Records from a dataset
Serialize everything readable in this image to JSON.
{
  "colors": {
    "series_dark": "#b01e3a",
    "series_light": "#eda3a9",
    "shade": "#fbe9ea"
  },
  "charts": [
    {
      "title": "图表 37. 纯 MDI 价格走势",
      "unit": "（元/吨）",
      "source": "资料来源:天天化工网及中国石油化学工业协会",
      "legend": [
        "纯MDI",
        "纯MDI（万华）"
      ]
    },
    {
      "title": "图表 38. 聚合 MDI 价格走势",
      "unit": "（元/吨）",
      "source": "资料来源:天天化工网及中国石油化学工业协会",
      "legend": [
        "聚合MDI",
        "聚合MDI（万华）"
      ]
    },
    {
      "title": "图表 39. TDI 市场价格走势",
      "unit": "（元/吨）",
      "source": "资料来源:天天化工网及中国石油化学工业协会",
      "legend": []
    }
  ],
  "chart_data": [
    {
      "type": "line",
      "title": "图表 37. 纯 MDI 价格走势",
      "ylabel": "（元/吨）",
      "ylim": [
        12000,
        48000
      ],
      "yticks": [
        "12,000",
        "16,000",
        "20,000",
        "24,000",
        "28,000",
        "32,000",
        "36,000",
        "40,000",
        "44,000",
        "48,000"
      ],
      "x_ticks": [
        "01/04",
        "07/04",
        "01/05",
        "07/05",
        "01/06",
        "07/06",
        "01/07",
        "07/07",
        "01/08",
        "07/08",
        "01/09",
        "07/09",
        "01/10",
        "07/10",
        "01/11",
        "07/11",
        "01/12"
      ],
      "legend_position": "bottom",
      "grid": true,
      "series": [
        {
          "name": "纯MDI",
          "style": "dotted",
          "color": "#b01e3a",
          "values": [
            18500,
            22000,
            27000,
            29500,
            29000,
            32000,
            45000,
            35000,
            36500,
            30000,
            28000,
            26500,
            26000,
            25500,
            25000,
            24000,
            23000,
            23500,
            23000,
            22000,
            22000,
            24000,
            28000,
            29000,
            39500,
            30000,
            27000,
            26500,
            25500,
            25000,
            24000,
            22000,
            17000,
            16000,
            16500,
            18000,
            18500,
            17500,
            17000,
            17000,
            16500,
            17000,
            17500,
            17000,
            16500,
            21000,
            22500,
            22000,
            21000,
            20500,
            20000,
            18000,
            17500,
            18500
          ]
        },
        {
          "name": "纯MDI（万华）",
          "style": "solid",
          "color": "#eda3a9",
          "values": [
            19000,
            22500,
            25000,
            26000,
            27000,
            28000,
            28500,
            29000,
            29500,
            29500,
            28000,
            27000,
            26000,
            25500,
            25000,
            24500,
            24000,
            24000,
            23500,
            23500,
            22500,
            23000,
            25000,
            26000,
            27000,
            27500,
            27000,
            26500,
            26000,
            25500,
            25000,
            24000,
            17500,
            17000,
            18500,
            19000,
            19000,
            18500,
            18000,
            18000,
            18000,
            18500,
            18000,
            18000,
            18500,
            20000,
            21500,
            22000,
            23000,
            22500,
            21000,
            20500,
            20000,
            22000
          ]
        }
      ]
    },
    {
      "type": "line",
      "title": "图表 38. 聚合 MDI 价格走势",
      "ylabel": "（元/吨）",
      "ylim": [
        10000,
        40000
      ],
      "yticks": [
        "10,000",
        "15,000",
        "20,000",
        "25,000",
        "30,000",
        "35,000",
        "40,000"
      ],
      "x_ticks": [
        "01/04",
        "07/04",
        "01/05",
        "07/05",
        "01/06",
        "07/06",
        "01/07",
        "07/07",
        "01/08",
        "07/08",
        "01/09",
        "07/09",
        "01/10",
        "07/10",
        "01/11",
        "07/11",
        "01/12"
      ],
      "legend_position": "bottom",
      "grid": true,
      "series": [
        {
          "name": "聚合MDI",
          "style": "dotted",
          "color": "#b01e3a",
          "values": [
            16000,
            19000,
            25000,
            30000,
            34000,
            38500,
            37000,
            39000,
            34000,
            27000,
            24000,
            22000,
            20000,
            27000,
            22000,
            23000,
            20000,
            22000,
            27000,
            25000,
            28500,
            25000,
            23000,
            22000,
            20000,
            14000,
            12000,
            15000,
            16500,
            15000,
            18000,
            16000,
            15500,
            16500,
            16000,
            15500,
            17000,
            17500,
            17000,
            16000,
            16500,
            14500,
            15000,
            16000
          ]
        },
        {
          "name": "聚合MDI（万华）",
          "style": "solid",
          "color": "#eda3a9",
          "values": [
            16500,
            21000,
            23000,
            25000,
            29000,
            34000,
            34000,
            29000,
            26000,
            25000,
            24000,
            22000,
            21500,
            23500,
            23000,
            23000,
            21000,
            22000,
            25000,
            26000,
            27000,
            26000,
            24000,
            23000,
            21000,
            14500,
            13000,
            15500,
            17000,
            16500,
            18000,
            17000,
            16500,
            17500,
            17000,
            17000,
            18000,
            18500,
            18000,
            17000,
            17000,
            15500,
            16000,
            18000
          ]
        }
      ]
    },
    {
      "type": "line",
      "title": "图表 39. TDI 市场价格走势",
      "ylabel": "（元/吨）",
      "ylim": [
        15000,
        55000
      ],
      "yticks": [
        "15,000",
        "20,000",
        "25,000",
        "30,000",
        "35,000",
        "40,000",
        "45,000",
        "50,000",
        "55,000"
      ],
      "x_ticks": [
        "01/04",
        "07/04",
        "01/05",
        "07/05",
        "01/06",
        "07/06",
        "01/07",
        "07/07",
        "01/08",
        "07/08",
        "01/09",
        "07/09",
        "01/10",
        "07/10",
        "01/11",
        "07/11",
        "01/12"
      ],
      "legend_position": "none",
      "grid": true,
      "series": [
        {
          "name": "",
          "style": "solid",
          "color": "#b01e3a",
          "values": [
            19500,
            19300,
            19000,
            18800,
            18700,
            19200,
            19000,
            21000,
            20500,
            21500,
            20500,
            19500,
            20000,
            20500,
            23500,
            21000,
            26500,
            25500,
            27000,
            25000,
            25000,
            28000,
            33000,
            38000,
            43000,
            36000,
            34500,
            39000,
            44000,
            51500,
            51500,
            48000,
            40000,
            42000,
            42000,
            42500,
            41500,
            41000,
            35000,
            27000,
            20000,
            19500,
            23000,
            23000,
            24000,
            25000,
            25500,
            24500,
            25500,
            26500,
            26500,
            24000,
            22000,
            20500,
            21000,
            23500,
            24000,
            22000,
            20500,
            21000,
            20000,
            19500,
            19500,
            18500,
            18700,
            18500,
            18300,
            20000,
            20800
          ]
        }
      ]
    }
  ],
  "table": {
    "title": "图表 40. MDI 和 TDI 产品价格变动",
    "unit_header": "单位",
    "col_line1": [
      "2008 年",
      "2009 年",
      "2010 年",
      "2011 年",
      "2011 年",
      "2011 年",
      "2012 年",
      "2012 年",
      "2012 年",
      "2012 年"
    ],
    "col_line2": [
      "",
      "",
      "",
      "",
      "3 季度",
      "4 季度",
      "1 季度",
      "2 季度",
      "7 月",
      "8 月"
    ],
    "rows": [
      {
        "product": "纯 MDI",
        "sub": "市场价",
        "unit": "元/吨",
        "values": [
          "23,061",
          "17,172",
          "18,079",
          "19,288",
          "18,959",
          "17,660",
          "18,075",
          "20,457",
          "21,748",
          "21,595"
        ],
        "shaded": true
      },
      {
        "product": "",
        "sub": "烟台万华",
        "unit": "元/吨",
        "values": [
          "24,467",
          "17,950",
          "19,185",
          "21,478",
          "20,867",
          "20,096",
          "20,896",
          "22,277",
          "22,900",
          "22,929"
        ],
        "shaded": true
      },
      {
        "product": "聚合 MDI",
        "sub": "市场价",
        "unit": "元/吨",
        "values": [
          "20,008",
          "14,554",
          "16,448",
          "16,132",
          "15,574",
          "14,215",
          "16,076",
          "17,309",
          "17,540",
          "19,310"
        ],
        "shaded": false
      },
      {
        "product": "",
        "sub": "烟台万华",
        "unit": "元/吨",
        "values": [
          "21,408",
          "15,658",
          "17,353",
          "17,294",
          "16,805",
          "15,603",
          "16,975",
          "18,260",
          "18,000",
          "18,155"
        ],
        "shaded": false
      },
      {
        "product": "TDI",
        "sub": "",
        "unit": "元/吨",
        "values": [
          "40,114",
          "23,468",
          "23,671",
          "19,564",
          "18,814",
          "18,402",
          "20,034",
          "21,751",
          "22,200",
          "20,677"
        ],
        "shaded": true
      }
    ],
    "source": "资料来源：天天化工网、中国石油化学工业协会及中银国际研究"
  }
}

## STATED TASK
Check each line of the entries above for the word "product". List the ones that have it.

## OUTPUT FOR THIS EXERCISE
        "product": "纯 MDI",
        "product": "",
        "product": "聚合 MDI",
        "product": "",
        "product": "TDI",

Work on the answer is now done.